Data excerpts
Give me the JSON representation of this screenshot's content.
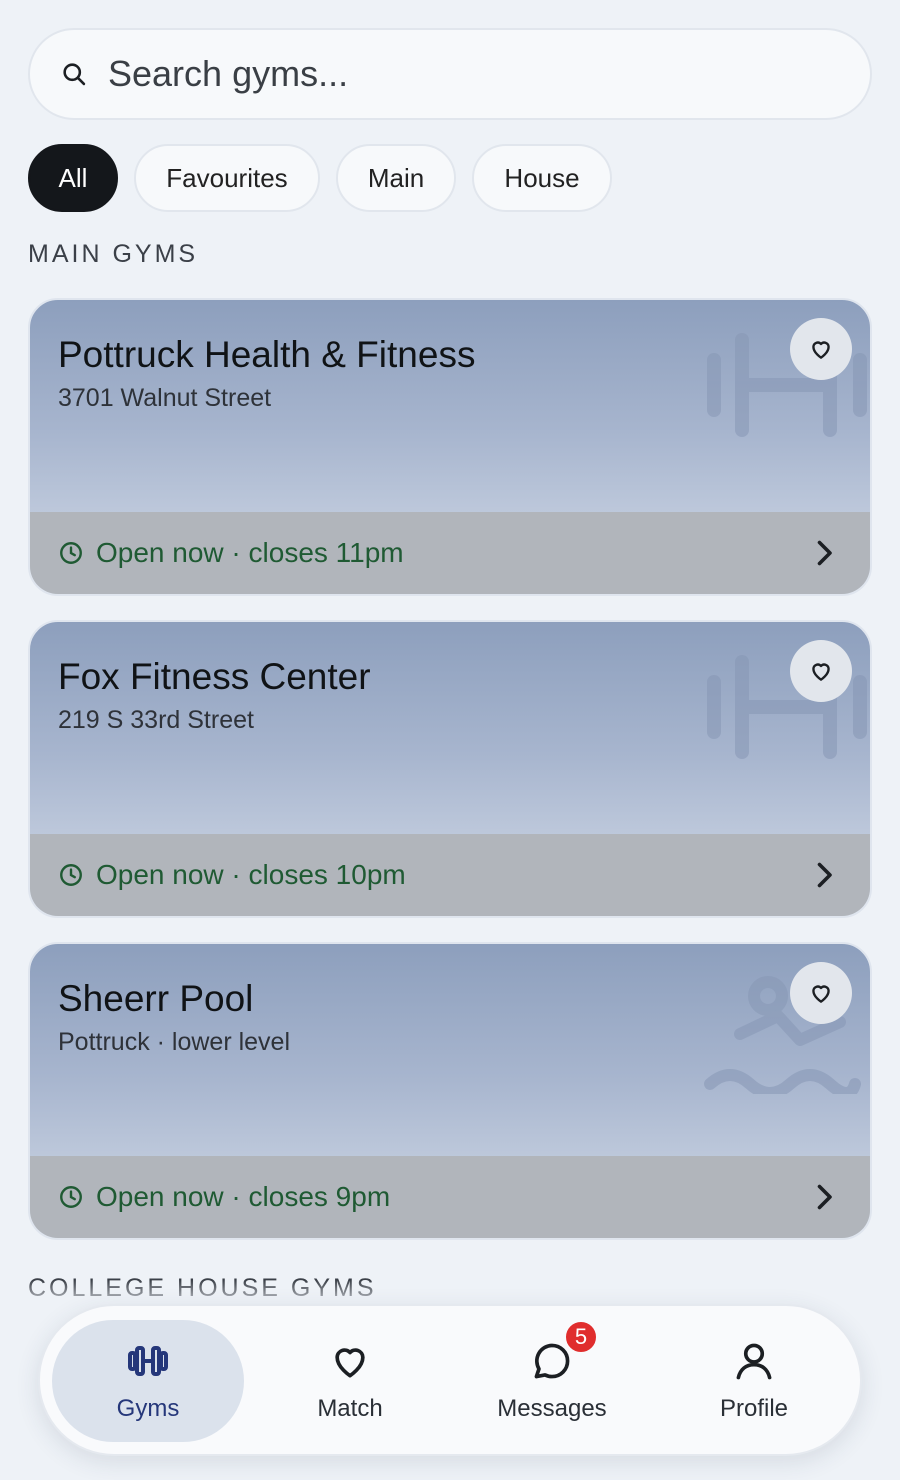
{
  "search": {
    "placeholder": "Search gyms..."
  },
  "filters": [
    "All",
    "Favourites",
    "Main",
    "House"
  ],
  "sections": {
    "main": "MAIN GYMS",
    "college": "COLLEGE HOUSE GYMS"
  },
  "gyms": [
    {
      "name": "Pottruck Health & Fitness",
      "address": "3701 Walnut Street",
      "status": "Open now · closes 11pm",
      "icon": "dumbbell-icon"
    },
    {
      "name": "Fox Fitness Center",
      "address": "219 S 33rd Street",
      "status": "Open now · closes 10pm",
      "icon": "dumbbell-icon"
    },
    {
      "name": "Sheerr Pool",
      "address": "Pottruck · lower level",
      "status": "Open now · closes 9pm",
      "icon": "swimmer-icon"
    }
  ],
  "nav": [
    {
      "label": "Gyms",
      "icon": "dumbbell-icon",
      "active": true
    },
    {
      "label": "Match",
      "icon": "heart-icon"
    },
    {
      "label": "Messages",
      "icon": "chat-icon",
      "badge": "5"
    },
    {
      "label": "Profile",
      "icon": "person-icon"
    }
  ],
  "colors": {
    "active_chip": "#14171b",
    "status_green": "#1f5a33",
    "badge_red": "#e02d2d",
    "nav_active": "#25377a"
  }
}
* * *
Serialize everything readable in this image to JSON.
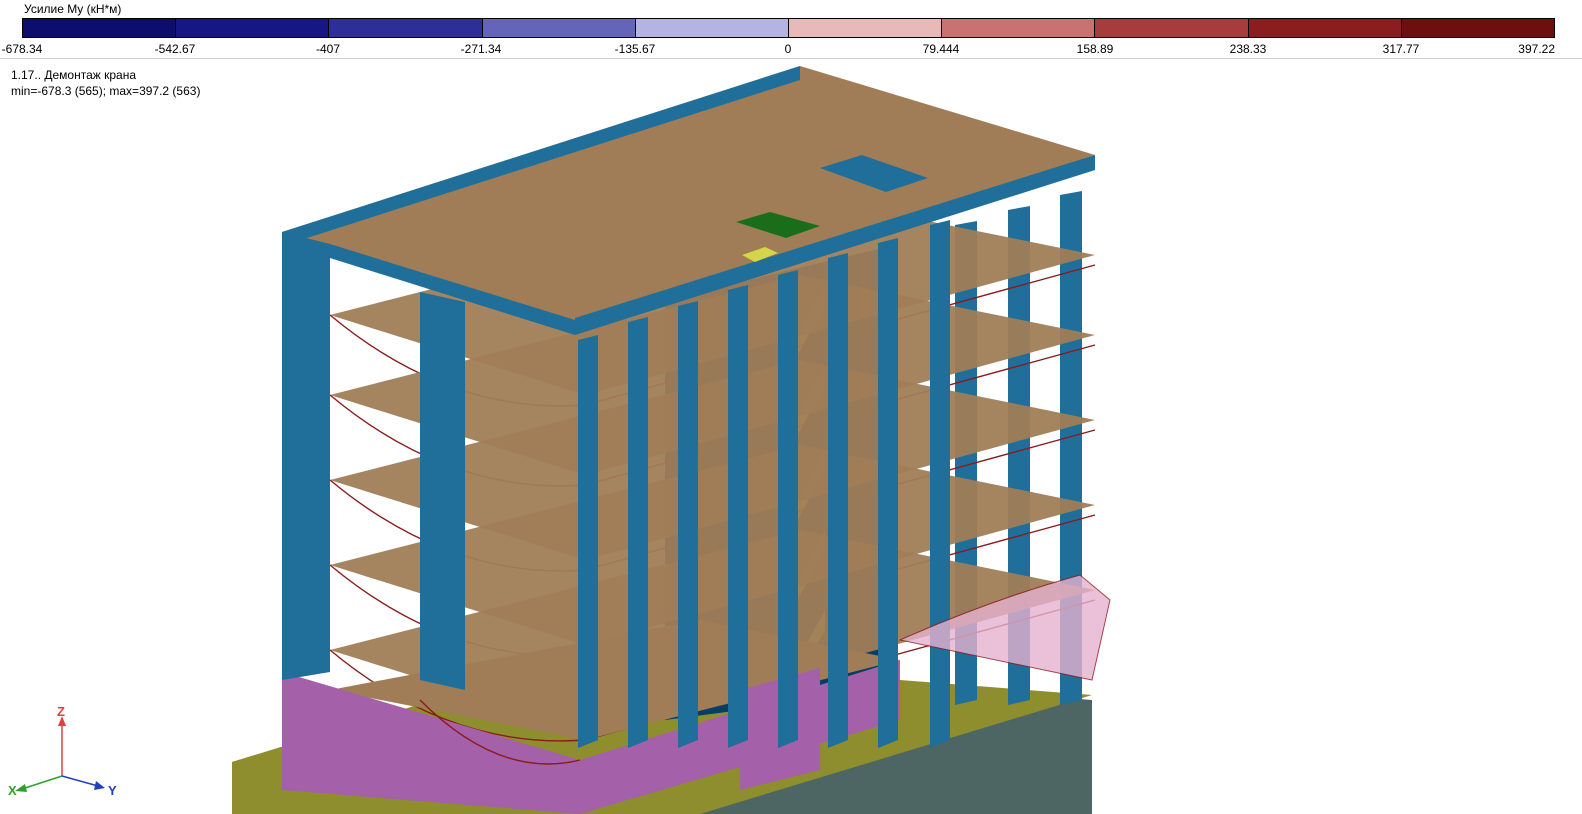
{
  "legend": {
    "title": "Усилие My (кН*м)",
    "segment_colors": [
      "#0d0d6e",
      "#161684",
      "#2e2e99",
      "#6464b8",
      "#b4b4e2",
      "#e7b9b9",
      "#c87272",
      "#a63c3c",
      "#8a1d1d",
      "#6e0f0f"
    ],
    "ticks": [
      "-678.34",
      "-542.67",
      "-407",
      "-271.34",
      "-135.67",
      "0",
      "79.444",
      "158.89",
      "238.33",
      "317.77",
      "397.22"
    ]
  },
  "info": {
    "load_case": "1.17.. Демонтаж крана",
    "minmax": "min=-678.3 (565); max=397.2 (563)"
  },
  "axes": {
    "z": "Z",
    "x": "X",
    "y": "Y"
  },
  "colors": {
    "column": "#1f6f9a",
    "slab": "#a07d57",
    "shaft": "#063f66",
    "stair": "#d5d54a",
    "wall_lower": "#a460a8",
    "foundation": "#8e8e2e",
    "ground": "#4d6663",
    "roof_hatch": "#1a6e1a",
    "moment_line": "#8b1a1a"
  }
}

# [INSTRUCTION]
Gather each line holding the string "name".

# [RESPONSE TO THIS TASK]
      "name": "Pottruck Health & Fitness",
      "name": "Fox Fitness Center",
      "name": "Sheerr Pool",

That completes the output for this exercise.